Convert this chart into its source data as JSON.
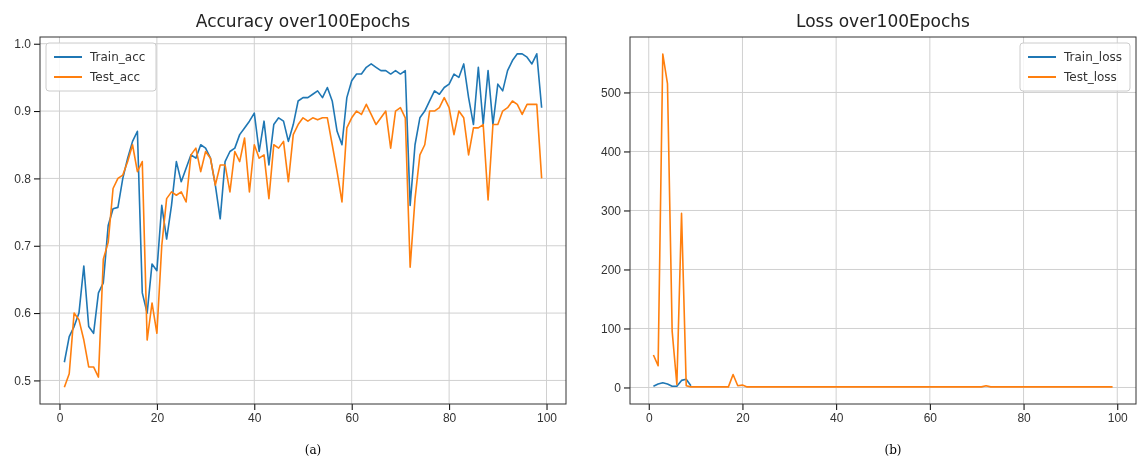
{
  "chart_data": [
    {
      "type": "line",
      "title": "Accuracy over100Epochs",
      "annotations": [
        "(a)"
      ],
      "legend": "top left",
      "grid": true,
      "x": [
        1,
        2,
        3,
        4,
        5,
        6,
        7,
        8,
        9,
        10,
        11,
        12,
        13,
        14,
        15,
        16,
        17,
        18,
        19,
        20,
        21,
        22,
        23,
        24,
        25,
        26,
        27,
        28,
        29,
        30,
        31,
        32,
        33,
        34,
        35,
        36,
        37,
        38,
        39,
        40,
        41,
        42,
        43,
        44,
        45,
        46,
        47,
        48,
        49,
        50,
        51,
        52,
        53,
        54,
        55,
        56,
        57,
        58,
        59,
        60,
        61,
        62,
        63,
        64,
        65,
        66,
        67,
        68,
        69,
        70,
        71,
        72,
        73,
        74,
        75,
        76,
        77,
        78,
        79,
        80,
        81,
        82,
        83,
        84,
        85,
        86,
        87,
        88,
        89,
        90,
        91,
        92,
        93,
        94,
        95,
        96,
        97,
        98,
        99
      ],
      "xlim": [
        -4,
        104
      ],
      "xticks": [
        0,
        20,
        40,
        60,
        80,
        100
      ],
      "ylim": [
        0.465,
        1.01
      ],
      "yticks": [
        {
          "value": 0.5,
          "label": "0.5"
        },
        {
          "value": 0.6,
          "label": "0.6"
        },
        {
          "value": 0.7,
          "label": "0.7"
        },
        {
          "value": 0.8,
          "label": "0.8"
        },
        {
          "value": 0.9,
          "label": "0.9"
        },
        {
          "value": 1.0,
          "label": "1.0"
        }
      ],
      "series": [
        {
          "name": "Train_acc",
          "color": "#1f77b4",
          "values": [
            0.527,
            0.565,
            0.58,
            0.6,
            0.67,
            0.58,
            0.57,
            0.63,
            0.645,
            0.73,
            0.755,
            0.757,
            0.8,
            0.83,
            0.855,
            0.87,
            0.63,
            0.6,
            0.673,
            0.663,
            0.76,
            0.71,
            0.76,
            0.825,
            0.795,
            0.815,
            0.835,
            0.83,
            0.85,
            0.845,
            0.83,
            0.79,
            0.74,
            0.825,
            0.84,
            0.845,
            0.865,
            0.875,
            0.885,
            0.897,
            0.84,
            0.885,
            0.82,
            0.88,
            0.89,
            0.885,
            0.855,
            0.88,
            0.915,
            0.92,
            0.92,
            0.925,
            0.93,
            0.92,
            0.935,
            0.915,
            0.87,
            0.85,
            0.92,
            0.945,
            0.955,
            0.955,
            0.965,
            0.97,
            0.965,
            0.96,
            0.96,
            0.955,
            0.96,
            0.955,
            0.96,
            0.76,
            0.85,
            0.89,
            0.9,
            0.915,
            0.93,
            0.925,
            0.935,
            0.94,
            0.955,
            0.95,
            0.97,
            0.92,
            0.88,
            0.965,
            0.88,
            0.96,
            0.88,
            0.94,
            0.93,
            0.96,
            0.975,
            0.985,
            0.985,
            0.98,
            0.97,
            0.985,
            0.905
          ]
        },
        {
          "name": "Test_acc",
          "color": "#ff7f0e",
          "values": [
            0.49,
            0.51,
            0.6,
            0.59,
            0.56,
            0.52,
            0.52,
            0.505,
            0.68,
            0.705,
            0.785,
            0.8,
            0.805,
            0.825,
            0.85,
            0.81,
            0.825,
            0.56,
            0.615,
            0.57,
            0.7,
            0.77,
            0.78,
            0.775,
            0.78,
            0.765,
            0.835,
            0.845,
            0.81,
            0.84,
            0.83,
            0.79,
            0.82,
            0.82,
            0.78,
            0.84,
            0.825,
            0.86,
            0.78,
            0.85,
            0.83,
            0.835,
            0.77,
            0.85,
            0.845,
            0.855,
            0.795,
            0.865,
            0.88,
            0.89,
            0.885,
            0.89,
            0.887,
            0.89,
            0.89,
            0.85,
            0.81,
            0.765,
            0.875,
            0.89,
            0.9,
            0.895,
            0.91,
            0.895,
            0.88,
            0.89,
            0.9,
            0.845,
            0.9,
            0.905,
            0.89,
            0.668,
            0.77,
            0.835,
            0.85,
            0.9,
            0.9,
            0.905,
            0.92,
            0.905,
            0.865,
            0.9,
            0.89,
            0.835,
            0.875,
            0.875,
            0.88,
            0.768,
            0.88,
            0.88,
            0.9,
            0.905,
            0.915,
            0.91,
            0.895,
            0.91,
            0.91,
            0.91,
            0.8
          ]
        }
      ]
    },
    {
      "type": "line",
      "title": "Loss over100Epochs",
      "annotations": [
        "(b)"
      ],
      "legend": "top right",
      "grid": true,
      "x": [
        1,
        2,
        3,
        4,
        5,
        6,
        7,
        8,
        9,
        10,
        11,
        12,
        13,
        14,
        15,
        16,
        17,
        18,
        19,
        20,
        21,
        22,
        23,
        24,
        25,
        26,
        27,
        28,
        29,
        30,
        31,
        32,
        33,
        34,
        35,
        36,
        37,
        38,
        39,
        40,
        41,
        42,
        43,
        44,
        45,
        46,
        47,
        48,
        49,
        50,
        51,
        52,
        53,
        54,
        55,
        56,
        57,
        58,
        59,
        60,
        61,
        62,
        63,
        64,
        65,
        66,
        67,
        68,
        69,
        70,
        71,
        72,
        73,
        74,
        75,
        76,
        77,
        78,
        79,
        80,
        81,
        82,
        83,
        84,
        85,
        86,
        87,
        88,
        89,
        90,
        91,
        92,
        93,
        94,
        95,
        96,
        97,
        98,
        99
      ],
      "xlim": [
        -4,
        104
      ],
      "xticks": [
        0,
        20,
        40,
        60,
        80,
        100
      ],
      "ylim": [
        -28,
        594
      ],
      "yticks": [
        0,
        100,
        200,
        300,
        400,
        500
      ],
      "series": [
        {
          "name": "Train_loss",
          "color": "#1f77b4",
          "values": [
            2,
            6,
            8,
            6,
            2,
            2,
            12,
            14,
            3,
            null,
            null,
            null,
            null,
            null,
            null,
            null,
            null,
            null,
            null,
            null,
            null,
            null,
            null,
            null,
            null,
            null,
            null,
            null,
            null,
            null,
            null,
            null,
            null,
            null,
            null,
            null,
            null,
            null,
            null,
            null,
            null,
            null,
            null,
            null,
            null,
            null,
            null,
            null,
            null,
            null,
            null,
            null,
            null,
            null,
            null,
            null,
            null,
            null,
            null,
            null,
            null,
            null,
            null,
            null,
            null,
            null,
            null,
            null,
            null,
            null,
            null,
            null,
            null,
            null,
            null,
            null,
            null,
            null,
            null,
            null,
            null,
            null,
            null,
            null,
            null,
            null,
            null,
            null,
            null,
            null,
            null,
            null,
            null,
            null,
            null,
            null,
            null,
            null,
            null
          ]
        },
        {
          "name": "Test_loss",
          "color": "#ff7f0e",
          "values": [
            55,
            37,
            565,
            515,
            95,
            5,
            295,
            3,
            1,
            1,
            1,
            1,
            1,
            1,
            1,
            1,
            1,
            22,
            3,
            4,
            1,
            1,
            1,
            1,
            1,
            1,
            1,
            1,
            1,
            1,
            1,
            1,
            1,
            1,
            1,
            1,
            1,
            1,
            1,
            1,
            1,
            1,
            1,
            1,
            1,
            1,
            1,
            1,
            1,
            1,
            1,
            1,
            1,
            1,
            1,
            1,
            1,
            1,
            1,
            1,
            1,
            1,
            1,
            1,
            1,
            1,
            1,
            1,
            1,
            1,
            1,
            3,
            1,
            1,
            1,
            1,
            1,
            1,
            1,
            1,
            1,
            1,
            1,
            1,
            1,
            1,
            1,
            1,
            1,
            1,
            1,
            1,
            1,
            1,
            1,
            1,
            1,
            1,
            1
          ]
        }
      ]
    }
  ]
}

__Problem to work on__. Write out each line of the data exactly; the images should be left out.

__Full answer__.
Convert this chart into its source data as JSON.
{
  "chart_data": [
    {
      "type": "line",
      "title": "Accuracy over100Epochs",
      "annotations": [
        "(a)"
      ],
      "legend": "top left",
      "grid": true,
      "x": [
        1,
        2,
        3,
        4,
        5,
        6,
        7,
        8,
        9,
        10,
        11,
        12,
        13,
        14,
        15,
        16,
        17,
        18,
        19,
        20,
        21,
        22,
        23,
        24,
        25,
        26,
        27,
        28,
        29,
        30,
        31,
        32,
        33,
        34,
        35,
        36,
        37,
        38,
        39,
        40,
        41,
        42,
        43,
        44,
        45,
        46,
        47,
        48,
        49,
        50,
        51,
        52,
        53,
        54,
        55,
        56,
        57,
        58,
        59,
        60,
        61,
        62,
        63,
        64,
        65,
        66,
        67,
        68,
        69,
        70,
        71,
        72,
        73,
        74,
        75,
        76,
        77,
        78,
        79,
        80,
        81,
        82,
        83,
        84,
        85,
        86,
        87,
        88,
        89,
        90,
        91,
        92,
        93,
        94,
        95,
        96,
        97,
        98,
        99
      ],
      "xlim": [
        -4,
        104
      ],
      "xticks": [
        0,
        20,
        40,
        60,
        80,
        100
      ],
      "ylim": [
        0.465,
        1.01
      ],
      "yticks": [
        {
          "value": 0.5,
          "label": "0.5"
        },
        {
          "value": 0.6,
          "label": "0.6"
        },
        {
          "value": 0.7,
          "label": "0.7"
        },
        {
          "value": 0.8,
          "label": "0.8"
        },
        {
          "value": 0.9,
          "label": "0.9"
        },
        {
          "value": 1.0,
          "label": "1.0"
        }
      ],
      "series": [
        {
          "name": "Train_acc",
          "color": "#1f77b4",
          "values": [
            0.527,
            0.565,
            0.58,
            0.6,
            0.67,
            0.58,
            0.57,
            0.63,
            0.645,
            0.73,
            0.755,
            0.757,
            0.8,
            0.83,
            0.855,
            0.87,
            0.63,
            0.6,
            0.673,
            0.663,
            0.76,
            0.71,
            0.76,
            0.825,
            0.795,
            0.815,
            0.835,
            0.83,
            0.85,
            0.845,
            0.83,
            0.79,
            0.74,
            0.825,
            0.84,
            0.845,
            0.865,
            0.875,
            0.885,
            0.897,
            0.84,
            0.885,
            0.82,
            0.88,
            0.89,
            0.885,
            0.855,
            0.88,
            0.915,
            0.92,
            0.92,
            0.925,
            0.93,
            0.92,
            0.935,
            0.915,
            0.87,
            0.85,
            0.92,
            0.945,
            0.955,
            0.955,
            0.965,
            0.97,
            0.965,
            0.96,
            0.96,
            0.955,
            0.96,
            0.955,
            0.96,
            0.76,
            0.85,
            0.89,
            0.9,
            0.915,
            0.93,
            0.925,
            0.935,
            0.94,
            0.955,
            0.95,
            0.97,
            0.92,
            0.88,
            0.965,
            0.88,
            0.96,
            0.88,
            0.94,
            0.93,
            0.96,
            0.975,
            0.985,
            0.985,
            0.98,
            0.97,
            0.985,
            0.905
          ]
        },
        {
          "name": "Test_acc",
          "color": "#ff7f0e",
          "values": [
            0.49,
            0.51,
            0.6,
            0.59,
            0.56,
            0.52,
            0.52,
            0.505,
            0.68,
            0.705,
            0.785,
            0.8,
            0.805,
            0.825,
            0.85,
            0.81,
            0.825,
            0.56,
            0.615,
            0.57,
            0.7,
            0.77,
            0.78,
            0.775,
            0.78,
            0.765,
            0.835,
            0.845,
            0.81,
            0.84,
            0.83,
            0.79,
            0.82,
            0.82,
            0.78,
            0.84,
            0.825,
            0.86,
            0.78,
            0.85,
            0.83,
            0.835,
            0.77,
            0.85,
            0.845,
            0.855,
            0.795,
            0.865,
            0.88,
            0.89,
            0.885,
            0.89,
            0.887,
            0.89,
            0.89,
            0.85,
            0.81,
            0.765,
            0.875,
            0.89,
            0.9,
            0.895,
            0.91,
            0.895,
            0.88,
            0.89,
            0.9,
            0.845,
            0.9,
            0.905,
            0.89,
            0.668,
            0.77,
            0.835,
            0.85,
            0.9,
            0.9,
            0.905,
            0.92,
            0.905,
            0.865,
            0.9,
            0.89,
            0.835,
            0.875,
            0.875,
            0.88,
            0.768,
            0.88,
            0.88,
            0.9,
            0.905,
            0.915,
            0.91,
            0.895,
            0.91,
            0.91,
            0.91,
            0.8
          ]
        }
      ]
    },
    {
      "type": "line",
      "title": "Loss over100Epochs",
      "annotations": [
        "(b)"
      ],
      "legend": "top right",
      "grid": true,
      "x": [
        1,
        2,
        3,
        4,
        5,
        6,
        7,
        8,
        9,
        10,
        11,
        12,
        13,
        14,
        15,
        16,
        17,
        18,
        19,
        20,
        21,
        22,
        23,
        24,
        25,
        26,
        27,
        28,
        29,
        30,
        31,
        32,
        33,
        34,
        35,
        36,
        37,
        38,
        39,
        40,
        41,
        42,
        43,
        44,
        45,
        46,
        47,
        48,
        49,
        50,
        51,
        52,
        53,
        54,
        55,
        56,
        57,
        58,
        59,
        60,
        61,
        62,
        63,
        64,
        65,
        66,
        67,
        68,
        69,
        70,
        71,
        72,
        73,
        74,
        75,
        76,
        77,
        78,
        79,
        80,
        81,
        82,
        83,
        84,
        85,
        86,
        87,
        88,
        89,
        90,
        91,
        92,
        93,
        94,
        95,
        96,
        97,
        98,
        99
      ],
      "xlim": [
        -4,
        104
      ],
      "xticks": [
        0,
        20,
        40,
        60,
        80,
        100
      ],
      "ylim": [
        -28,
        594
      ],
      "yticks": [
        0,
        100,
        200,
        300,
        400,
        500
      ],
      "series": [
        {
          "name": "Train_loss",
          "color": "#1f77b4",
          "values": [
            2,
            6,
            8,
            6,
            2,
            2,
            12,
            14,
            3,
            null,
            null,
            null,
            null,
            null,
            null,
            null,
            null,
            null,
            null,
            null,
            null,
            null,
            null,
            null,
            null,
            null,
            null,
            null,
            null,
            null,
            null,
            null,
            null,
            null,
            null,
            null,
            null,
            null,
            null,
            null,
            null,
            null,
            null,
            null,
            null,
            null,
            null,
            null,
            null,
            null,
            null,
            null,
            null,
            null,
            null,
            null,
            null,
            null,
            null,
            null,
            null,
            null,
            null,
            null,
            null,
            null,
            null,
            null,
            null,
            null,
            null,
            null,
            null,
            null,
            null,
            null,
            null,
            null,
            null,
            null,
            null,
            null,
            null,
            null,
            null,
            null,
            null,
            null,
            null,
            null,
            null,
            null,
            null,
            null,
            null,
            null,
            null,
            null,
            null
          ]
        },
        {
          "name": "Test_loss",
          "color": "#ff7f0e",
          "values": [
            55,
            37,
            565,
            515,
            95,
            5,
            295,
            3,
            1,
            1,
            1,
            1,
            1,
            1,
            1,
            1,
            1,
            22,
            3,
            4,
            1,
            1,
            1,
            1,
            1,
            1,
            1,
            1,
            1,
            1,
            1,
            1,
            1,
            1,
            1,
            1,
            1,
            1,
            1,
            1,
            1,
            1,
            1,
            1,
            1,
            1,
            1,
            1,
            1,
            1,
            1,
            1,
            1,
            1,
            1,
            1,
            1,
            1,
            1,
            1,
            1,
            1,
            1,
            1,
            1,
            1,
            1,
            1,
            1,
            1,
            1,
            3,
            1,
            1,
            1,
            1,
            1,
            1,
            1,
            1,
            1,
            1,
            1,
            1,
            1,
            1,
            1,
            1,
            1,
            1,
            1,
            1,
            1,
            1,
            1,
            1,
            1,
            1,
            1
          ]
        }
      ]
    }
  ]
}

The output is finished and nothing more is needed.